Exercise brief — Find the string "active" in the entries and copy each line that has it.

Data supplied —
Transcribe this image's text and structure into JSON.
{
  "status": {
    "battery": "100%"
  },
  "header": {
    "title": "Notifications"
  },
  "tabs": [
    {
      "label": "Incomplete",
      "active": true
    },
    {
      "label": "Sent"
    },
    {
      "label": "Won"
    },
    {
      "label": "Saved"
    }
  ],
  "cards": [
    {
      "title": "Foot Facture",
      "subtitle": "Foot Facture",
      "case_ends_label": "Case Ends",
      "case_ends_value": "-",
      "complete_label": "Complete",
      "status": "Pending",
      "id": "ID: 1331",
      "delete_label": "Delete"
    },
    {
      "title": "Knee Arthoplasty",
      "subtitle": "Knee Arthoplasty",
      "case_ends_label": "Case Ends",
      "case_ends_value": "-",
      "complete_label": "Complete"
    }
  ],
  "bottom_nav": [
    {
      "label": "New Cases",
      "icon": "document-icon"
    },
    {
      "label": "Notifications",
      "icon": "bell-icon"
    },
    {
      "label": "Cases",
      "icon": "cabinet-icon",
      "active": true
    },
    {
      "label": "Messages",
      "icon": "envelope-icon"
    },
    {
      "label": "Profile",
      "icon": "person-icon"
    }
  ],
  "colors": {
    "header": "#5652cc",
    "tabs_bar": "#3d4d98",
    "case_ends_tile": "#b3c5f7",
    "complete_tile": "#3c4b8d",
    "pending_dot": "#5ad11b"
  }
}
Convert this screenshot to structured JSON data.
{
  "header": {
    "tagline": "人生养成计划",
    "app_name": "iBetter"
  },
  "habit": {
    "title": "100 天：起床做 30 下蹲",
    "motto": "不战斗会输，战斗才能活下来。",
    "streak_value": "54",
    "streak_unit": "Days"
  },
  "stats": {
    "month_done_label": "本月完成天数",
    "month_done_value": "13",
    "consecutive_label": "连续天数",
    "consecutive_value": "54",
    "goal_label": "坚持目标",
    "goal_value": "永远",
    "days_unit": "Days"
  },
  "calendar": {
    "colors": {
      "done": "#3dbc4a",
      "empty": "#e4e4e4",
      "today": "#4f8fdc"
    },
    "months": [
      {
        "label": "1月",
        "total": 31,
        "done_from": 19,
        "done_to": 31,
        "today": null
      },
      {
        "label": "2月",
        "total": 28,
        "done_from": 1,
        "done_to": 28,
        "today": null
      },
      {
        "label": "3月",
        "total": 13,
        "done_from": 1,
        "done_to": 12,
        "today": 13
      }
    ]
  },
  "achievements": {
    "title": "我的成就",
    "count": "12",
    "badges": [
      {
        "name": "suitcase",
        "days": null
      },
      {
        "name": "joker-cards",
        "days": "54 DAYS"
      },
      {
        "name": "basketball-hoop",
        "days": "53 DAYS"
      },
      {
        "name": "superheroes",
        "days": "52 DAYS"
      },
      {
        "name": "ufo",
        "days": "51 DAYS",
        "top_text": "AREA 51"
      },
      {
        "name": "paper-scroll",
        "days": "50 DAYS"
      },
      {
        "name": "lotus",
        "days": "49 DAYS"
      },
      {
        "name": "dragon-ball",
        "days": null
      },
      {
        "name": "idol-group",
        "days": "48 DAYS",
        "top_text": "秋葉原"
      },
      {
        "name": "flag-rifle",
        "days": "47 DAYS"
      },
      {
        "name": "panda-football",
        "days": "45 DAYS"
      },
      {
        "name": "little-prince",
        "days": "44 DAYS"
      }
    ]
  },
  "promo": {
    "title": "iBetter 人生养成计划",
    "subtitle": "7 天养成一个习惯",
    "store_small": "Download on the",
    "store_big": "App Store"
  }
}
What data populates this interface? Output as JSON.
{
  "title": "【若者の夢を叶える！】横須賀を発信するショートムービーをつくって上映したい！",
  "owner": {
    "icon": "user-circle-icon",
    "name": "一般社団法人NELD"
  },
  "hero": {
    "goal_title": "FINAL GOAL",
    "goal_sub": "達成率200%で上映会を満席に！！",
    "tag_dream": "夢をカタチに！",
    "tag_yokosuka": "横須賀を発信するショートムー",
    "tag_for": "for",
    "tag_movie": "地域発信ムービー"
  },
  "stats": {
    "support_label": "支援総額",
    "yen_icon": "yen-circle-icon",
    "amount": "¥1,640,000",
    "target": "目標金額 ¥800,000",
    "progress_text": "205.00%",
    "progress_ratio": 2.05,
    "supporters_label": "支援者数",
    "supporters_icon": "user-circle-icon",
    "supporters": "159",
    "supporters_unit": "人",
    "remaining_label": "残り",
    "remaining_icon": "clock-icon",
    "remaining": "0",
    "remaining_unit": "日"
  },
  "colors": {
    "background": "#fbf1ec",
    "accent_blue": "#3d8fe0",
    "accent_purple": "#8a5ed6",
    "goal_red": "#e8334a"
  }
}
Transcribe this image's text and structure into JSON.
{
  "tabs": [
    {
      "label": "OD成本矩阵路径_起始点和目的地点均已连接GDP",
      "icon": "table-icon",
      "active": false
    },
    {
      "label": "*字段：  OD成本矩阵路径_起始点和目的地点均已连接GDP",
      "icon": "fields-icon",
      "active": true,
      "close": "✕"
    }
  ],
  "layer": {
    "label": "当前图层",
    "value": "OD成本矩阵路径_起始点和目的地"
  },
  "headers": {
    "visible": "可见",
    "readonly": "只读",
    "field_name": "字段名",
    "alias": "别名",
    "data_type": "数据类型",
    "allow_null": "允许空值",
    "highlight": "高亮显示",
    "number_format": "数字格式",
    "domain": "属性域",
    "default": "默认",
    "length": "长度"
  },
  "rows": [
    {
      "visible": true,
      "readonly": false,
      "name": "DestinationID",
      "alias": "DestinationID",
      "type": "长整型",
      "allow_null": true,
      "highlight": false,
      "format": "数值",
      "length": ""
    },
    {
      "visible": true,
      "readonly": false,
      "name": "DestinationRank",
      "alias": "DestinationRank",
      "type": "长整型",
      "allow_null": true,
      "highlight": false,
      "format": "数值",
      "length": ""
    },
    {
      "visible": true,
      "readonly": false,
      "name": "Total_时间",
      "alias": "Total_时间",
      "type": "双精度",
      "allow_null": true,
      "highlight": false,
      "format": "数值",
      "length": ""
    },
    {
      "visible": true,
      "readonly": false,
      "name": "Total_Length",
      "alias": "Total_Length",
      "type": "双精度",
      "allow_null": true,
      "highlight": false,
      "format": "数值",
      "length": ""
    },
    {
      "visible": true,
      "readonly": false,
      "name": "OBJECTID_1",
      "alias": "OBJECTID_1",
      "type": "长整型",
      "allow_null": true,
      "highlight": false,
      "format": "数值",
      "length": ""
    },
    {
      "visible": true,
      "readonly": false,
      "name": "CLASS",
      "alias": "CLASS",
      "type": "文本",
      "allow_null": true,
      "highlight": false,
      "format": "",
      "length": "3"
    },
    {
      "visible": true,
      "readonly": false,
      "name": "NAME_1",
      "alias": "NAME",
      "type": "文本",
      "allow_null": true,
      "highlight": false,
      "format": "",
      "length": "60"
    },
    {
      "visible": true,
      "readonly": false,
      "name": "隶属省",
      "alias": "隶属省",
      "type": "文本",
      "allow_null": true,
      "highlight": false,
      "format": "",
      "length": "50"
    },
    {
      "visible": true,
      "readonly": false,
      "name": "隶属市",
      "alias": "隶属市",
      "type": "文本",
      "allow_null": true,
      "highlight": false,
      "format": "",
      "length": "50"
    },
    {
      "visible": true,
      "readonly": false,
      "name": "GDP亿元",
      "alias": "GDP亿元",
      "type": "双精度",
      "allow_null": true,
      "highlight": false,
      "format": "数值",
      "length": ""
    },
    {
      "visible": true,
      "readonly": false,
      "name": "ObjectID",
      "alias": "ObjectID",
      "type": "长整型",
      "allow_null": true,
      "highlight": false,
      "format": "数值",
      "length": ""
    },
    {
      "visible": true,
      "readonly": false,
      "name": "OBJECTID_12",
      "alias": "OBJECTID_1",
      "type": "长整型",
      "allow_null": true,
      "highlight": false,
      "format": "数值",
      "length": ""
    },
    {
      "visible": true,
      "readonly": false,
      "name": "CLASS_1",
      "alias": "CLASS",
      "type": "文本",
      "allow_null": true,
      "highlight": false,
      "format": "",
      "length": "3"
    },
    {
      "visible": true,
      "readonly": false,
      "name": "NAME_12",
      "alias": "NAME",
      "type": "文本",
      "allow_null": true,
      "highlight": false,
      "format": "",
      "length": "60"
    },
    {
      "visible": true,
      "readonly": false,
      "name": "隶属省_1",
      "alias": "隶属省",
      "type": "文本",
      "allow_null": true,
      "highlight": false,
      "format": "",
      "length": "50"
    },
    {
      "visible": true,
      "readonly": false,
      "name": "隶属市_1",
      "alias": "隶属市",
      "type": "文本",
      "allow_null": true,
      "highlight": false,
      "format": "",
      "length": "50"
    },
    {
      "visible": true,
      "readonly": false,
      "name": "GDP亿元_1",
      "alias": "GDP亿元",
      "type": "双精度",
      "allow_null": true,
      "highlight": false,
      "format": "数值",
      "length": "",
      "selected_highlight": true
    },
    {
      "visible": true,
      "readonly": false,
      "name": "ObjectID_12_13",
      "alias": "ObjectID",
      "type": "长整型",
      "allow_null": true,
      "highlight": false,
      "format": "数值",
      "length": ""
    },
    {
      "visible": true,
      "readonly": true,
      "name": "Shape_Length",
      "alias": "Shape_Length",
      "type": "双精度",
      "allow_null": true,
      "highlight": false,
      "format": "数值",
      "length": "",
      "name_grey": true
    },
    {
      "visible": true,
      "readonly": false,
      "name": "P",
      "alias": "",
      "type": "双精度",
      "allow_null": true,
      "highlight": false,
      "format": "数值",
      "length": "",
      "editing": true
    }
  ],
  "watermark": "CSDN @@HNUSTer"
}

Exercise output —
      "active": true
      "active": true
      "active": false
      "active": true,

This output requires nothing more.